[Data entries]
· · · · · · ·

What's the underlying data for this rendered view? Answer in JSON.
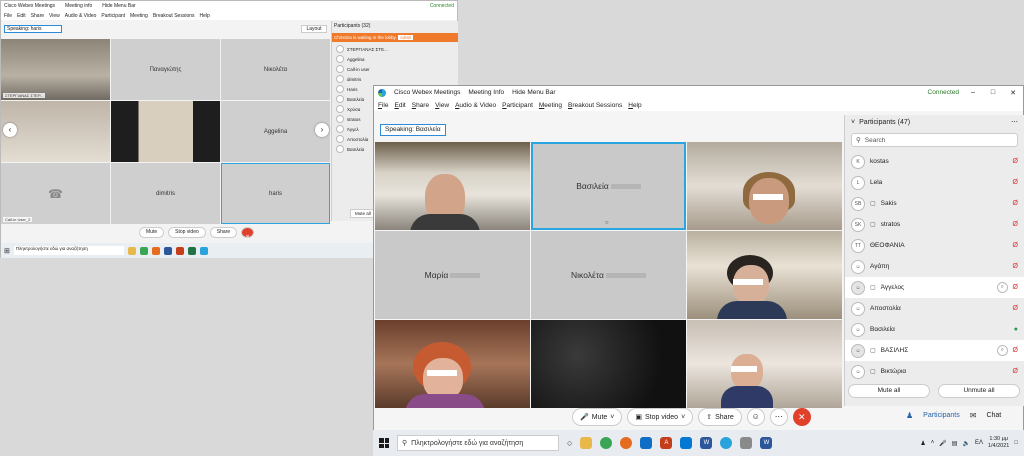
{
  "bg_window": {
    "title": "Cisco Webex Meetings",
    "meeting_info": "Meeting info",
    "hide_menu": "Hide Menu Bar",
    "status": "Connected",
    "menu": [
      "File",
      "Edit",
      "Share",
      "View",
      "Audio & Video",
      "Participant",
      "Meeting",
      "Breakout Sessions",
      "Help"
    ],
    "speaking": "Speaking: haris",
    "layout": "Layout",
    "tiles": [
      {
        "name": "ΣΤΕΡΓΙΑΝΑΣ ΣΤΕΡ..."
      },
      {
        "name": "Παναγιώτης"
      },
      {
        "name": "Νικολέτα"
      },
      {
        "name": ""
      },
      {
        "name": ""
      },
      {
        "name": "Aggelina"
      },
      {
        "name": "Call-in User_2"
      },
      {
        "name": "dimitris"
      },
      {
        "name": "haris"
      }
    ],
    "panel_title": "Participants (32)",
    "alert": "Christina is waiting in the lobby.",
    "admit": "Admit",
    "participants": [
      "ΣΤΕΡΓΙΑΝΑΣ ΣΤΕ...",
      "Aggelina",
      "Call-in user",
      "dimitris",
      "Haris",
      "Βασιλεία",
      "Χρύσα",
      "stratos",
      "Άγγελ",
      "Αποστολία",
      "Βασιλεία"
    ],
    "mute_all": "Mute all",
    "controls": [
      "Mute",
      "Stop video",
      "Share"
    ],
    "search": "Πληκτρολογήστε εδώ για αναζήτηση"
  },
  "main": {
    "title": "Cisco Webex Meetings",
    "meeting_info": "Meeting Info",
    "hide_menu": "Hide Menu Bar",
    "status": "Connected",
    "menu": [
      "File",
      "Edit",
      "Share",
      "View",
      "Audio & Video",
      "Participant",
      "Meeting",
      "Breakout Sessions",
      "Help"
    ],
    "speaking": "Speaking: Βασιλεία",
    "tiles": [
      {
        "name": ""
      },
      {
        "name": "Βασιλεία"
      },
      {
        "name": ""
      },
      {
        "name": "Μαρία"
      },
      {
        "name": "Νικολέτα"
      },
      {
        "name": ""
      },
      {
        "name": ""
      },
      {
        "name": ""
      },
      {
        "name": ""
      }
    ],
    "controls": {
      "mute": "Mute",
      "stop_video": "Stop video",
      "share": "Share"
    },
    "panel": {
      "title": "Participants (47)",
      "search_placeholder": "Search",
      "participants": [
        {
          "initials": "K",
          "name": "kostas",
          "status": "muted"
        },
        {
          "initials": "L",
          "name": "Lela",
          "status": "muted"
        },
        {
          "initials": "SB",
          "name": "Sakis",
          "status": "muted"
        },
        {
          "initials": "SK",
          "name": "stratos",
          "status": "muted"
        },
        {
          "initials": "TT",
          "name": "ΘΕΟΦΑΝΙΑ",
          "status": "muted"
        },
        {
          "initials": "",
          "name": "Αγάπη",
          "status": "muted"
        },
        {
          "initials": "",
          "name": "Άγγελος",
          "status": "muted"
        },
        {
          "initials": "",
          "name": "Αποστολία",
          "status": "muted"
        },
        {
          "initials": "",
          "name": "Βασιλεία",
          "status": "speaking"
        },
        {
          "initials": "",
          "name": "ΒΑΣΙΛΗΣ",
          "status": "muted"
        },
        {
          "initials": "",
          "name": "Βικτώρια",
          "status": "muted"
        }
      ],
      "mute_all": "Mute all",
      "unmute_all": "Unmute all",
      "participants_tab": "Participants",
      "chat_tab": "Chat"
    }
  },
  "taskbar": {
    "search": "Πληκτρολογήστε εδώ για αναζήτηση",
    "lang": "ΕΛ",
    "time": "1:30 μμ",
    "date": "1/4/2021"
  }
}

· · · · · · ·

Gather up every line from the listing above in which the word "speaking" occurs.

    "speaking": "Speaking: haris",
    "speaking": "Speaking: Βασιλεία",
          "status": "speaking"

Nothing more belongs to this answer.